:: Reading text

In your mind, you probably know what you need to do to be prepared for tests. Occasionally, something may surprise you—emphasis on a concept you considered unimportant or a different presentation of a familiar problem. But those should be exceptions. You can take all your well-honed study habits to get ready for exams. Here’s a checklist for study and test success for your consideration:

Read all assigned lessons, attend all classes, take notes during each class, review and improve notes, study regularly, re-read significant text passages, review with classmates, take authentic practice tests, practice timed writing, and get enough sleep every night.

Read this list with each separate class in mind, and check off the items you already do. Give yourself one point for every item you checked. If you always take the success steps—congratulations! They are not a guarantee, but doing the steps mindfully will give you a nice head start. If you do fewer than five of the steps—you have some work to do. But recognition is a good place to start, and you can incorporate these steps starting now.

As strange as this may sound, you can find some interesting research articles online about using the taste or smell of peppermint to increase memory, recall, and focus. Read more at: http://naturalsociety.com/mint-scent-improve-brain-cognition-memory. While sucking on a peppermint disk won’t replace studying, why not experiment with this relatively easy idea that seems to be gaining some scientific traction?

Whole Person Approach to Testing

Just because you are facing a major exam in your engineering class (or math or science or English class) doesn’t mean everything else in your life comes to a stop. Perhaps that’s somewhat annoying, but that’s reality. Allergies still flare up, children still need to eat, and you still need to sleep. You must see your academic life as one segment of who you are—it’s an important segment, but just one aspect of who you are as a whole person. Neela tries to turn off everything else when she has exams coming up in her nursing program, which is pretty often. She ignores her health, puts off her family, tries to reschedule competing work tasks, and focuses all her energy on the pending exam. On the surface, that sounds like a reasonable approach, but if she becomes really sick by ignoring a minor head cold, or if she misses an important school deadline for one of her children, Neela risks making matters worse by attempting to compartmentalize so strictly. Taking care of her own health by eating and sleeping properly; asking for help in other aspects of her busy life, such as attending to the needs of her children; and seeing the big picture of how it all fits together would be a better approach. Pretending otherwise may work sporadically, but it is not sustainable for the long run.

A whole person approach to testing takes a lot of organization, scheduling, and attention to detail, but the life-long benefits make the effort worthwhile.

Establishing Realistic Expectations for Test Situations

Would you expect to make a perfect pastry if you’ve never learned how to bake? Or paint a masterpiece if you’ve never tried to work with paints and brushes? Probably not. But often we expect ourselves to perform at much higher levels of achievement than that for which we’ve actually prepared. If you become very upset and stressed if you make any score lower than the highest, you probably need to reevaluate your own expectations for test situations. Striving to always do your best is an admirable goal. Realistically knowing that your current best may not achieve the highest academic ratings can help you plot your progress.

Realistic continuous improvement is a better plan, because people who repeatedly attempt challenges for which they have not adequately prepared and understandably fail (or at least do not achieve the desired highest ranking) often start moving toward the goal in frustration. They simply quit. This doesn’t mean you settle for mediocre grades or refrain from your challenges. It means you become increasingly aware of yourself and your current state and potential future. Know yourself, know your strengths and weaknesses, and be honest with yourself about your expectations.

::::

**Things to do**.
1) According to the test-preparation text, what taste or smell has been linked in research articles to better memory, recall, and focus?
2) Pick up the test-preparation text after its last sentence and continue it.
The entries that follow have no connection to the test-preparation text.

:: Listed entries

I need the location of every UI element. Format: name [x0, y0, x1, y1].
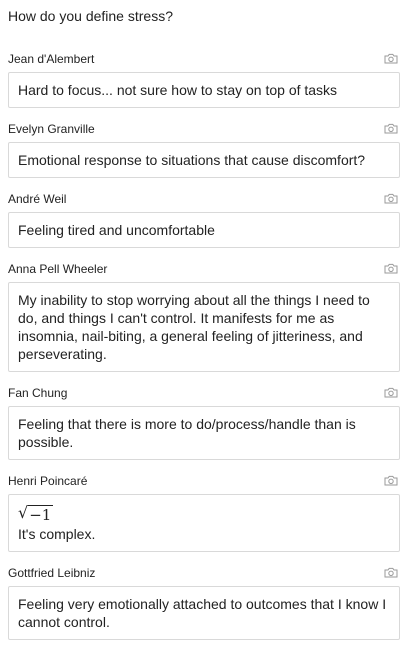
response-card: Feeling that there is more to do/process… — [8, 406, 400, 460]
response-header: Gottfried Leibniz — [8, 560, 400, 586]
response-item: Gottfried Leibniz Feeling very emotional… — [8, 560, 400, 640]
response-list: Jean d'Alembert Hard to focus... not sur… — [8, 46, 400, 648]
camera-icon[interactable] — [384, 263, 398, 274]
response-card: My inability to stop worrying about all … — [8, 282, 400, 372]
response-text: It's complex. — [18, 526, 96, 542]
response-text: Feeling tired and uncomfortable — [18, 222, 215, 238]
response-text: Feeling that there is more to do/process… — [18, 416, 356, 450]
response-header: Anna Pell Wheeler — [8, 256, 400, 282]
response-text: Feeling very emotionally attached to out… — [18, 596, 387, 630]
response-item: Anna Pell Wheeler My inability to stop w… — [8, 256, 400, 372]
camera-icon[interactable] — [384, 567, 398, 578]
camera-icon[interactable] — [384, 475, 398, 486]
response-card: Feeling very emotionally attached to out… — [8, 586, 400, 640]
author-name: Gottfried Leibniz — [8, 566, 96, 580]
response-item: André Weil Feeling tired and uncomfortab… — [8, 186, 400, 248]
camera-icon[interactable] — [384, 387, 398, 398]
author-name: André Weil — [8, 192, 67, 206]
question-title: How do you define stress? — [8, 8, 173, 24]
author-name: Fan Chung — [8, 386, 68, 400]
camera-icon[interactable] — [384, 123, 398, 134]
response-item: Fan Chung Feeling that there is more to … — [8, 380, 400, 460]
camera-icon[interactable] — [384, 53, 398, 64]
response-text: My inability to stop worrying about all … — [18, 292, 370, 362]
response-header: Fan Chung — [8, 380, 400, 406]
math-expression: √ −1 — [18, 503, 54, 524]
math-radicand: −1 — [28, 505, 54, 524]
response-card: Hard to focus... not sure how to stay on… — [8, 72, 400, 108]
author-name: Evelyn Granville — [8, 122, 95, 136]
response-card: Feeling tired and uncomfortable — [8, 212, 400, 248]
camera-icon[interactable] — [384, 193, 398, 204]
response-text: Hard to focus... not sure how to stay on… — [18, 82, 338, 98]
response-header: Jean d'Alembert — [8, 46, 400, 72]
response-item: Jean d'Alembert Hard to focus... not sur… — [8, 46, 400, 108]
response-card: Emotional response to situations that ca… — [8, 142, 400, 178]
author-name: Henri Poincaré — [8, 474, 88, 488]
response-header: Evelyn Granville — [8, 116, 400, 142]
response-item: Evelyn Granville Emotional response to s… — [8, 116, 400, 178]
response-text: Emotional response to situations that ca… — [18, 152, 366, 168]
author-name: Jean d'Alembert — [8, 52, 95, 66]
sqrt-symbol: √ — [18, 503, 29, 522]
response-header: Henri Poincaré — [8, 468, 400, 494]
author-name: Anna Pell Wheeler — [8, 262, 108, 276]
response-item: Henri Poincaré √ −1 It's complex. — [8, 468, 400, 552]
response-header: André Weil — [8, 186, 400, 212]
response-card: √ −1 It's complex. — [8, 494, 400, 552]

::::

**Expected results**.
1) Peppermint.

2)
Understanding Accommodations and Responsibilities

As with so many parts of life, some people take exams in stride and do just fine. Others may need more time or change of location or format to succeed in test-taking situations. With adequate notice, most faculty will provide students with reasonable accommodations to assist students in succeeding in test situations. If you feel that you would benefit from receiving these sorts of accommodations, first speak with your instructor. You may also need to talk to a student services advisor for specific requirements for accommodations at your institution.

If you need accommodations, you are responsible for understanding what your specific needs are and communicating your needs with your instructors. Before exams in class, you may be allowed to have someone else take notes for you, receive your books in audio form, engage an interpreter, or have adaptive devices in the classroom to help you participate. Testing accommodations may allow for additional time on the test, the use of a scribe to record exam answers, the use of a computer instead of handwriting answers, as well as other means to make the test situation successful. Talk to your instructors if you have questions about testing accommodations.

Prioritizing Time Surrounding Test Situations

Keep in mind that you don’t have any more or less time than anyone else, so you can’t make time for an activity. You can only use the time everyone gets wisely and realistically. Exams in college classes are important, but they are not the only significant events you have in your classes. In fact, everything leading up to the exam, the exam itself, and the post-exam activities are all one large continuum. Think of the exam as an event with multiple phases, more like a long-distance run instead of a 50-yard dash. Step back and look at the big picture of this timeline. Draw it out on paper. What needs to happen between now and the exam so you feel comfortable, confident, and ready?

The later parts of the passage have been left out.